(Collected data)
────────────────────

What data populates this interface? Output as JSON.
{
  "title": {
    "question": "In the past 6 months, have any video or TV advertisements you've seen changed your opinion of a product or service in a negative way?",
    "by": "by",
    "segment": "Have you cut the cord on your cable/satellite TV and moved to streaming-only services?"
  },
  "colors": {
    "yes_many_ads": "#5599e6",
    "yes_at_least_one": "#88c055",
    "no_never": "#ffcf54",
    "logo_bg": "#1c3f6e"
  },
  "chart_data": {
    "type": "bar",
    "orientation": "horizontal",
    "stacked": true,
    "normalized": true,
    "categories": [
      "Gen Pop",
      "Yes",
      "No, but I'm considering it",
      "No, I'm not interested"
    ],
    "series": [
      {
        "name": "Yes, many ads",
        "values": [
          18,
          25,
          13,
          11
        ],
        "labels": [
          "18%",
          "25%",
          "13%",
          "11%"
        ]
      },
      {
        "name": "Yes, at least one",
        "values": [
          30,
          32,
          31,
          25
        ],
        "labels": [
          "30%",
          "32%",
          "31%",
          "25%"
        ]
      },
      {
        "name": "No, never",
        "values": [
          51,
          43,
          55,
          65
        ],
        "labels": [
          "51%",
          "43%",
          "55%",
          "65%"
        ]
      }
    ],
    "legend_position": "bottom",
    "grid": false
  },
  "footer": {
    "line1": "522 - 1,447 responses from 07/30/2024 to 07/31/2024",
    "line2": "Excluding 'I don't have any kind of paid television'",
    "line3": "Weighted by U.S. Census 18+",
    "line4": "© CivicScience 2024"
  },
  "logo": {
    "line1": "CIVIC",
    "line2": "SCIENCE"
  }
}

────────────────────

REQUIREMENT
Above are some records; extract every one of them exactly.

SOLUTION FOR THIS EXERCISE
What data populates this interface? Output as JSON.
{
  "title": {
    "question": "In the past 6 months, have any video or TV advertisements you've seen changed your opinion of a product or service in a negative way?",
    "by": "by",
    "segment": "Have you cut the cord on your cable/satellite TV and moved to streaming-only services?"
  },
  "colors": {
    "yes_many_ads": "#5599e6",
    "yes_at_least_one": "#88c055",
    "no_never": "#ffcf54",
    "logo_bg": "#1c3f6e"
  },
  "chart_data": {
    "type": "bar",
    "orientation": "horizontal",
    "stacked": true,
    "normalized": true,
    "categories": [
      "Gen Pop",
      "Yes",
      "No, but I'm considering it",
      "No, I'm not interested"
    ],
    "series": [
      {
        "name": "Yes, many ads",
        "values": [
          18,
          25,
          13,
          11
        ],
        "labels": [
          "18%",
          "25%",
          "13%",
          "11%"
        ]
      },
      {
        "name": "Yes, at least one",
        "values": [
          30,
          32,
          31,
          25
        ],
        "labels": [
          "30%",
          "32%",
          "31%",
          "25%"
        ]
      },
      {
        "name": "No, never",
        "values": [
          51,
          43,
          55,
          65
        ],
        "labels": [
          "51%",
          "43%",
          "55%",
          "65%"
        ]
      }
    ],
    "legend_position": "bottom",
    "grid": false
  },
  "footer": {
    "line1": "522 - 1,447 responses from 07/30/2024 to 07/31/2024",
    "line2": "Excluding 'I don't have any kind of paid television'",
    "line3": "Weighted by U.S. Census 18+",
    "line4": "© CivicScience 2024"
  },
  "logo": {
    "line1": "CIVIC",
    "line2": "SCIENCE"
  }
}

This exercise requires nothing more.